Instructions for the task:
Reproduce the lines from the start of the items through the line containing "x-tick-label: 16 xyxy=(505,580,527,602)", including both ends.

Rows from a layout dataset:

────────

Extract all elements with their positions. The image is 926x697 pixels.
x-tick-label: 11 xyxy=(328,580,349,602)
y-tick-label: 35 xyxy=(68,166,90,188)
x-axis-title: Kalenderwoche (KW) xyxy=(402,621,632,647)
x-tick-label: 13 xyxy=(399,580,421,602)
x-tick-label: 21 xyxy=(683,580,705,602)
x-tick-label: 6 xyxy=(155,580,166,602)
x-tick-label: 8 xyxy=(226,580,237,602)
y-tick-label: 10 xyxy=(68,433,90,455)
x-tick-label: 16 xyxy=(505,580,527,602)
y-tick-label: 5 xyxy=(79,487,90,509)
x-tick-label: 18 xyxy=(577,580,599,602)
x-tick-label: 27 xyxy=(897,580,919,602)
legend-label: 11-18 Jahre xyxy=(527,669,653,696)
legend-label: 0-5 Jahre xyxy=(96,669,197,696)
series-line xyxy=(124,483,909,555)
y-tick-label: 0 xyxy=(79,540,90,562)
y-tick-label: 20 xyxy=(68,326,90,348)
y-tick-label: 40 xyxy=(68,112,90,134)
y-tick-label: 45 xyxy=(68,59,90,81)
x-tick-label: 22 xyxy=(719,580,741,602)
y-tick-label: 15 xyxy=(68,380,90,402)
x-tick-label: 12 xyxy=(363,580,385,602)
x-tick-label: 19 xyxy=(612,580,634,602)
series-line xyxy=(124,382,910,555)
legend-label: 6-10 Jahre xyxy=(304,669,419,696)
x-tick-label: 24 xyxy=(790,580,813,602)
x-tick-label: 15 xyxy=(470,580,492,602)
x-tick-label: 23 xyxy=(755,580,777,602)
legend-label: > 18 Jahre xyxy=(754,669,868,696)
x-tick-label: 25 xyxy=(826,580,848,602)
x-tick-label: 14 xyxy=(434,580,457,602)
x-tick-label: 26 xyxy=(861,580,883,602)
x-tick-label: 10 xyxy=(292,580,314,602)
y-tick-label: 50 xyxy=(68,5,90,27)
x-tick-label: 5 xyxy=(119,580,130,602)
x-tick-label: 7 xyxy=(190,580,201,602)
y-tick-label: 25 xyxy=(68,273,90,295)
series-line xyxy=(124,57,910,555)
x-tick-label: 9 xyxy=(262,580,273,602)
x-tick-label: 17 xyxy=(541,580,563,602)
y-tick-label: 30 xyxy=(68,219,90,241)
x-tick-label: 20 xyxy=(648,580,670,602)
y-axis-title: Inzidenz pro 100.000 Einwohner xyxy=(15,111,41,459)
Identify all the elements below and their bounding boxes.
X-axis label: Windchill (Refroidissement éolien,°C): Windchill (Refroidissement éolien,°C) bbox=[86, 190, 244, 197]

────────

The solution:
Extract all elements with their positions. The image is 926x697 pixels.
x-tick-label: 11 xyxy=(328,580,349,602)
y-tick-label: 35 xyxy=(68,166,90,188)
x-axis-title: Kalenderwoche (KW) xyxy=(402,621,632,647)
x-tick-label: 13 xyxy=(399,580,421,602)
x-tick-label: 21 xyxy=(683,580,705,602)
x-tick-label: 6 xyxy=(155,580,166,602)
x-tick-label: 8 xyxy=(226,580,237,602)
y-tick-label: 10 xyxy=(68,433,90,455)
x-tick-label: 16 xyxy=(505,580,527,602)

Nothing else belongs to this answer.